→ TASK INSTRUCTIONS
Images do not belong in the copy. Retype all the entries below exactly.

──────

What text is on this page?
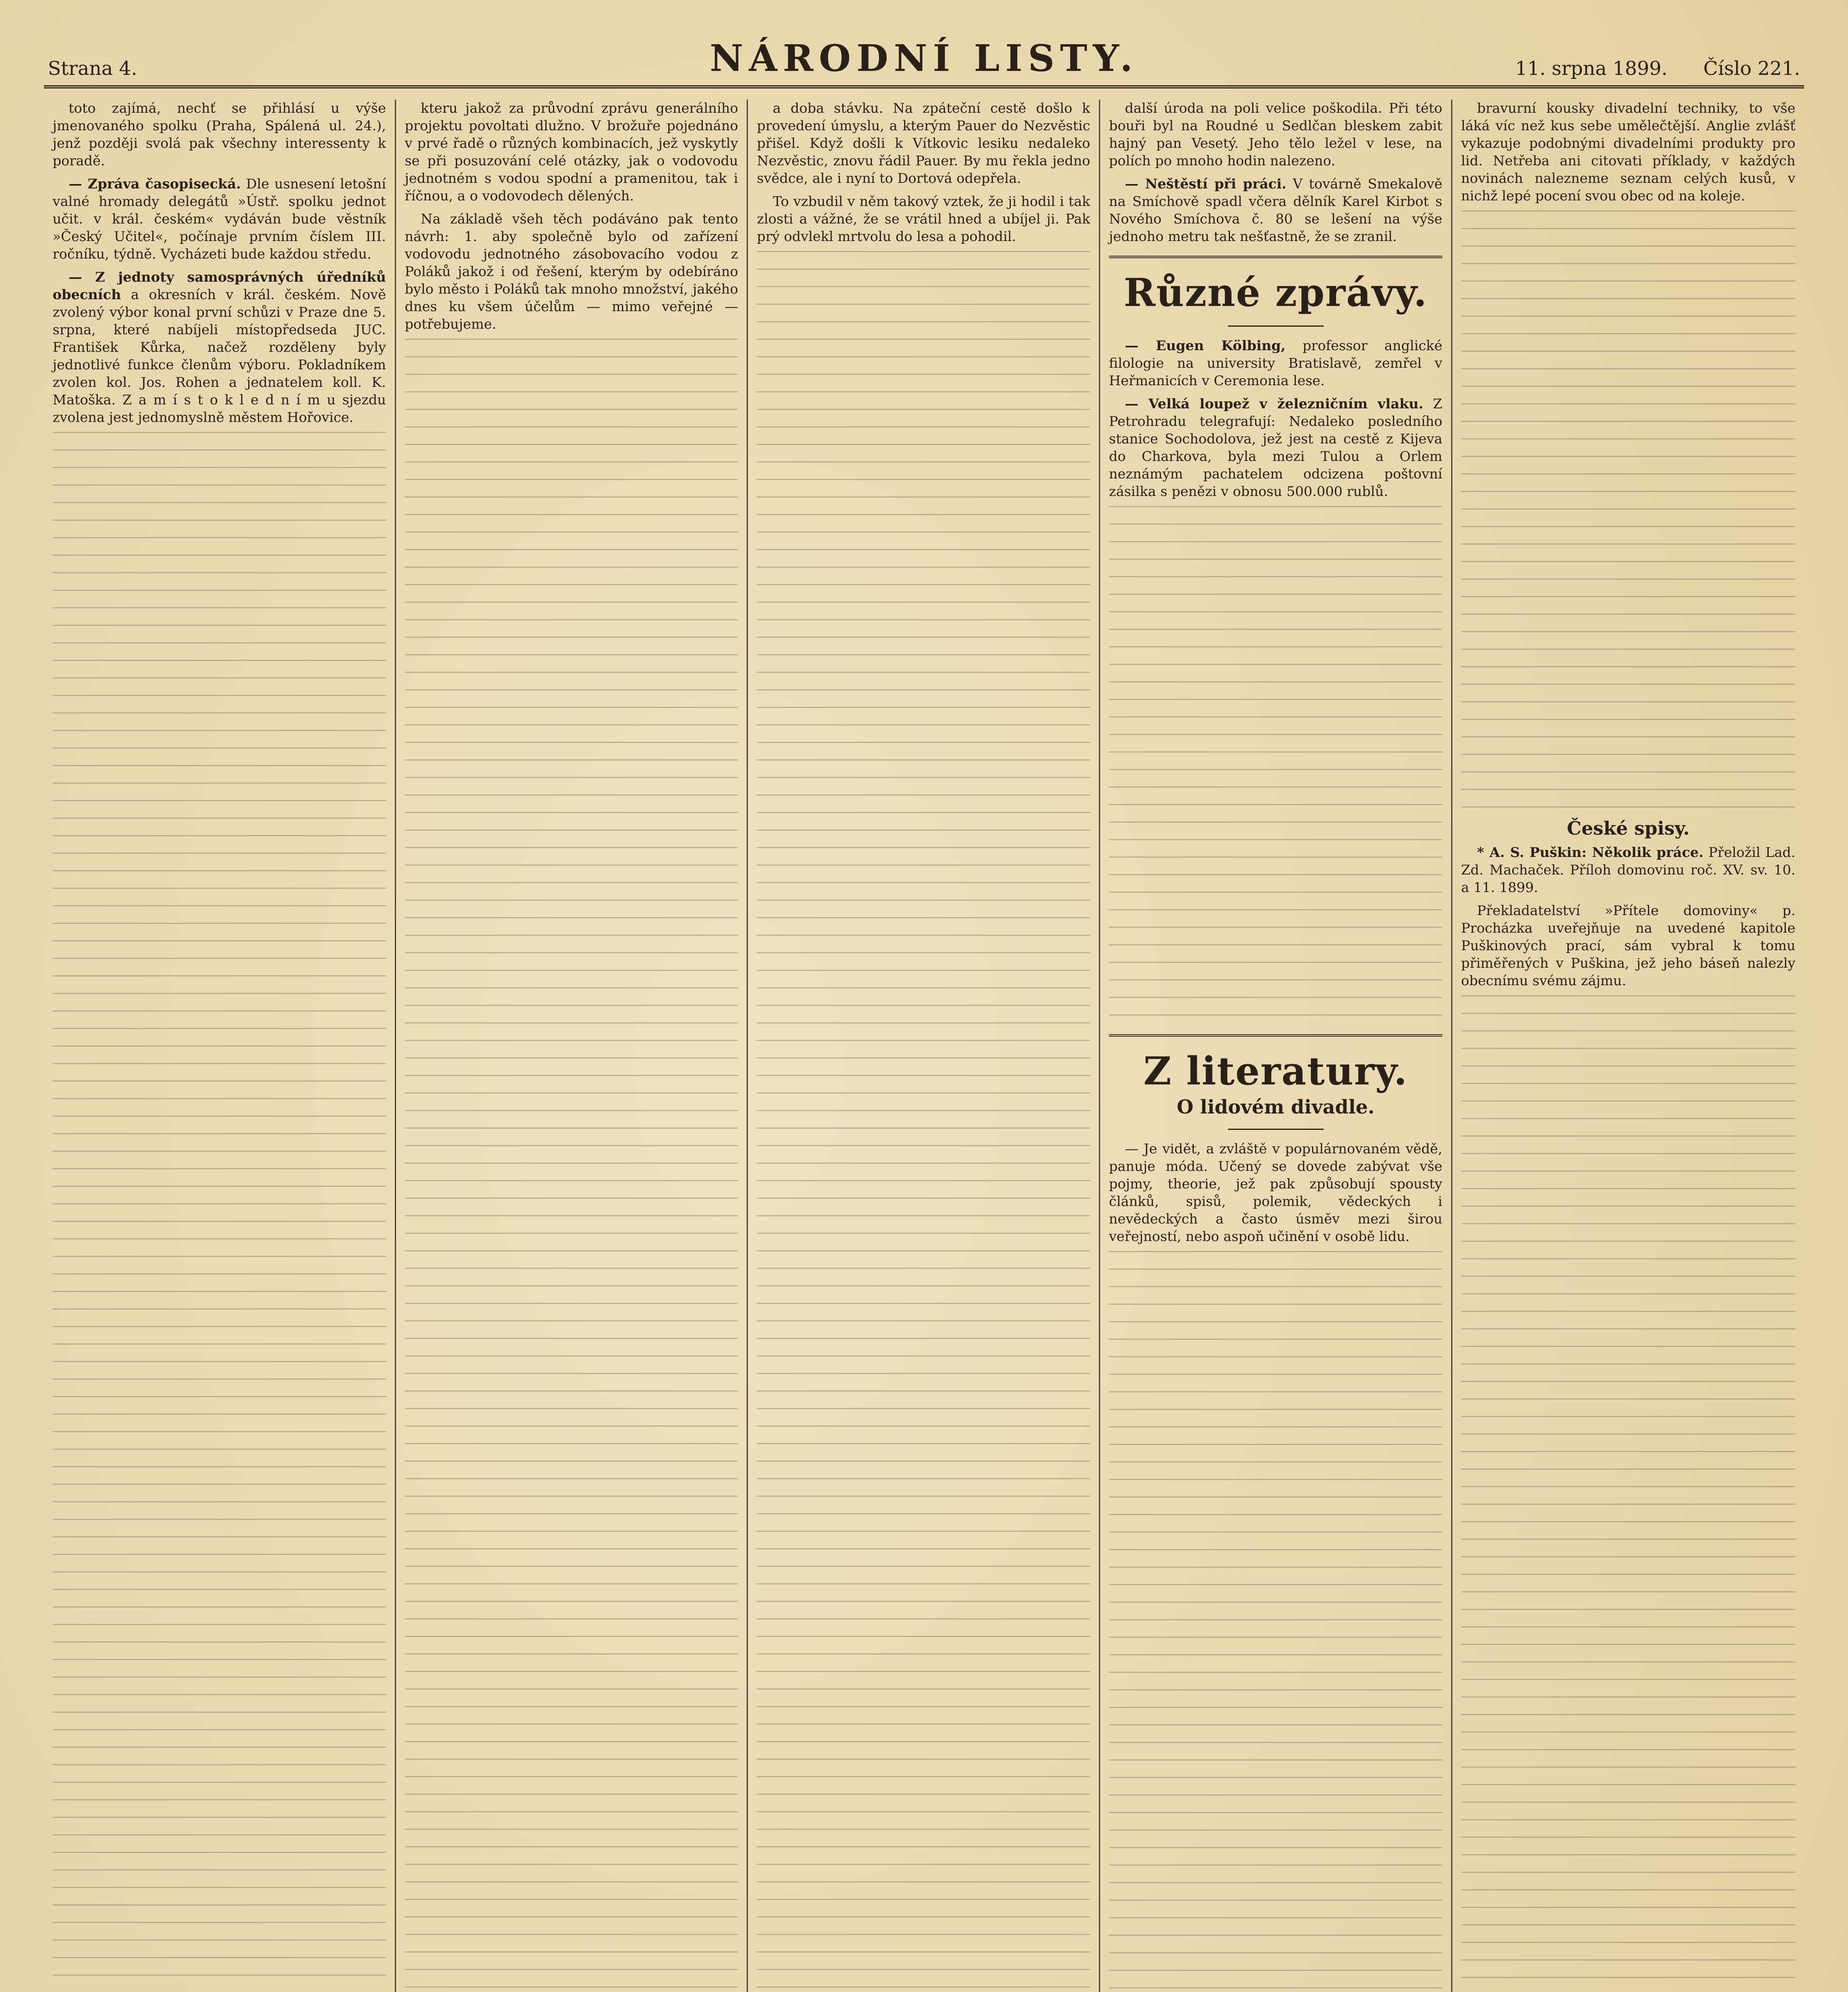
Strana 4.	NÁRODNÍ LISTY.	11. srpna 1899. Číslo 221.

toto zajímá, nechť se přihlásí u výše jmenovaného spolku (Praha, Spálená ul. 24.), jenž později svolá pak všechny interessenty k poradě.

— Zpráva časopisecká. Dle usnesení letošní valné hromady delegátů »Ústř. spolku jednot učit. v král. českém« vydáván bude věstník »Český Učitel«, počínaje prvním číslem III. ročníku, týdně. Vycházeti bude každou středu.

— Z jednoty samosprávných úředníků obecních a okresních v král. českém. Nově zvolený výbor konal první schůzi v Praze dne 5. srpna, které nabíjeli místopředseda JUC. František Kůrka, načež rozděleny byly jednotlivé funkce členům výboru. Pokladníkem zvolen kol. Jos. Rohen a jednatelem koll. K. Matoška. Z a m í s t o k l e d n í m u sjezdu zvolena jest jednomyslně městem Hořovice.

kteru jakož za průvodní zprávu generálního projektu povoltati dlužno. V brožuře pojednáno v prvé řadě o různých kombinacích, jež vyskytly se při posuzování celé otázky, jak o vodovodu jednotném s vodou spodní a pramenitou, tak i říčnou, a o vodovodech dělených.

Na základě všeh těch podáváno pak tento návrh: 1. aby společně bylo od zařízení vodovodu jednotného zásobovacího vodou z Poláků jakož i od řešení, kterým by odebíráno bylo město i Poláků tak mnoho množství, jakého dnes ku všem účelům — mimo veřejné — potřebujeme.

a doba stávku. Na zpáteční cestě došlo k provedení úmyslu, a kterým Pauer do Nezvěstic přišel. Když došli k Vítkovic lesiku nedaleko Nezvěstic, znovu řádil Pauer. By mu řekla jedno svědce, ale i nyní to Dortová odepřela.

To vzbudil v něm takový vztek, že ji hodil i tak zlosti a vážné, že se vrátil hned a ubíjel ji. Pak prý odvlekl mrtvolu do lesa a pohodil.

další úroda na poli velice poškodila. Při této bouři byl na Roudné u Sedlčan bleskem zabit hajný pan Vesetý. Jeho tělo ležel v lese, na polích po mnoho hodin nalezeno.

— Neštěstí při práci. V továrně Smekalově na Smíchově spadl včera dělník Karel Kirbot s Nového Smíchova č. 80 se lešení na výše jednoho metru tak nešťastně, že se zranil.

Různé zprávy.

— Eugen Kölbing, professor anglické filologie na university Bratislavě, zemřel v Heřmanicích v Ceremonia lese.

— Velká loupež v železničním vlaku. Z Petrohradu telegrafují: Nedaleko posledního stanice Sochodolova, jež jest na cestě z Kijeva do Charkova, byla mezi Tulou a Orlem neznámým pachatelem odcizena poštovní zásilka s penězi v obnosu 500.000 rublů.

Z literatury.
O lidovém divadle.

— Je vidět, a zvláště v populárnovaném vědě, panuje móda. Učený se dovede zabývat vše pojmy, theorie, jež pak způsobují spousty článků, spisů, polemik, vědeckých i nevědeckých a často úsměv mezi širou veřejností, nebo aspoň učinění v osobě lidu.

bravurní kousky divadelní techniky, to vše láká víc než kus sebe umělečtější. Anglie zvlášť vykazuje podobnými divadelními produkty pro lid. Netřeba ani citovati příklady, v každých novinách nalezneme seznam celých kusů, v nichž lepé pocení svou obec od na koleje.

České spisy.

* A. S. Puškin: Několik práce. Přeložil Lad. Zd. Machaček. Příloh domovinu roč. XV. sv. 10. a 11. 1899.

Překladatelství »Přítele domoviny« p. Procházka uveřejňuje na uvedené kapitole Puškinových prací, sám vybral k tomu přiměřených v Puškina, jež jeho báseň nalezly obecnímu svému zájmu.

──────

→ RESULT
What text is on this page?
Strana 4.	NÁRODNÍ LISTY.	11. srpna 1899. Číslo 221.

toto zajímá, nechť se přihlásí u výše jmenovaného spolku (Praha, Spálená ul. 24.), jenž později svolá pak všechny interessenty k poradě.

— Zpráva časopisecká. Dle usnesení letošní valné hromady delegátů »Ústř. spolku jednot učit. v král. českém« vydáván bude věstník »Český Učitel«, počínaje prvním číslem III. ročníku, týdně. Vycházeti bude každou středu.

— Z jednoty samosprávných úředníků obecních a okresních v král. českém. Nově zvolený výbor konal první schůzi v Praze dne 5. srpna, které nabíjeli místopředseda JUC. František Kůrka, načež rozděleny byly jednotlivé funkce členům výboru. Pokladníkem zvolen kol. Jos. Rohen a jednatelem koll. K. Matoška. Z a m í s t o k l e d n í m u sjezdu zvolena jest jednomyslně městem Hořovice.

kteru jakož za průvodní zprávu generálního projektu povoltati dlužno. V brožuře pojednáno v prvé řadě o různých kombinacích, jež vyskytly se při posuzování celé otázky, jak o vodovodu jednotném s vodou spodní a pramenitou, tak i říčnou, a o vodovodech dělených.

Na základě všeh těch podáváno pak tento návrh: 1. aby společně bylo od zařízení vodovodu jednotného zásobovacího vodou z Poláků jakož i od řešení, kterým by odebíráno bylo město i Poláků tak mnoho množství, jakého dnes ku všem účelům — mimo veřejné — potřebujeme.

a doba stávku. Na zpáteční cestě došlo k provedení úmyslu, a kterým Pauer do Nezvěstic přišel. Když došli k Vítkovic lesiku nedaleko Nezvěstic, znovu řádil Pauer. By mu řekla jedno svědce, ale i nyní to Dortová odepřela.

To vzbudil v něm takový vztek, že ji hodil i tak zlosti a vážné, že se vrátil hned a ubíjel ji. Pak prý odvlekl mrtvolu do lesa a pohodil.

další úroda na poli velice poškodila. Při této bouři byl na Roudné u Sedlčan bleskem zabit hajný pan Vesetý. Jeho tělo ležel v lese, na polích po mnoho hodin nalezeno.

— Neštěstí při práci. V továrně Smekalově na Smíchově spadl včera dělník Karel Kirbot s Nového Smíchova č. 80 se lešení na výše jednoho metru tak nešťastně, že se zranil.

Různé zprávy.

— Eugen Kölbing, professor anglické filologie na university Bratislavě, zemřel v Heřmanicích v Ceremonia lese.

— Velká loupež v železničním vlaku. Z Petrohradu telegrafují: Nedaleko posledního stanice Sochodolova, jež jest na cestě z Kijeva do Charkova, byla mezi Tulou a Orlem neznámým pachatelem odcizena poštovní zásilka s penězi v obnosu 500.000 rublů.

Z literatury.
O lidovém divadle.

— Je vidět, a zvláště v populárnovaném vědě, panuje móda. Učený se dovede zabývat vše pojmy, theorie, jež pak způsobují spousty článků, spisů, polemik, vědeckých i nevědeckých a často úsměv mezi širou veřejností, nebo aspoň učinění v osobě lidu.

bravurní kousky divadelní techniky, to vše láká víc než kus sebe umělečtější. Anglie zvlášť vykazuje podobnými divadelními produkty pro lid. Netřeba ani citovati příklady, v každých novinách nalezneme seznam celých kusů, v nichž lepé pocení svou obec od na koleje.

České spisy.

* A. S. Puškin: Několik práce. Přeložil Lad. Zd. Machaček. Příloh domovinu roč. XV. sv. 10. a 11. 1899.

Překladatelství »Přítele domoviny« p. Procházka uveřejňuje na uvedené kapitole Puškinových prací, sám vybral k tomu přiměřených v Puškina, jež jeho báseň nalezly obecnímu svému zájmu.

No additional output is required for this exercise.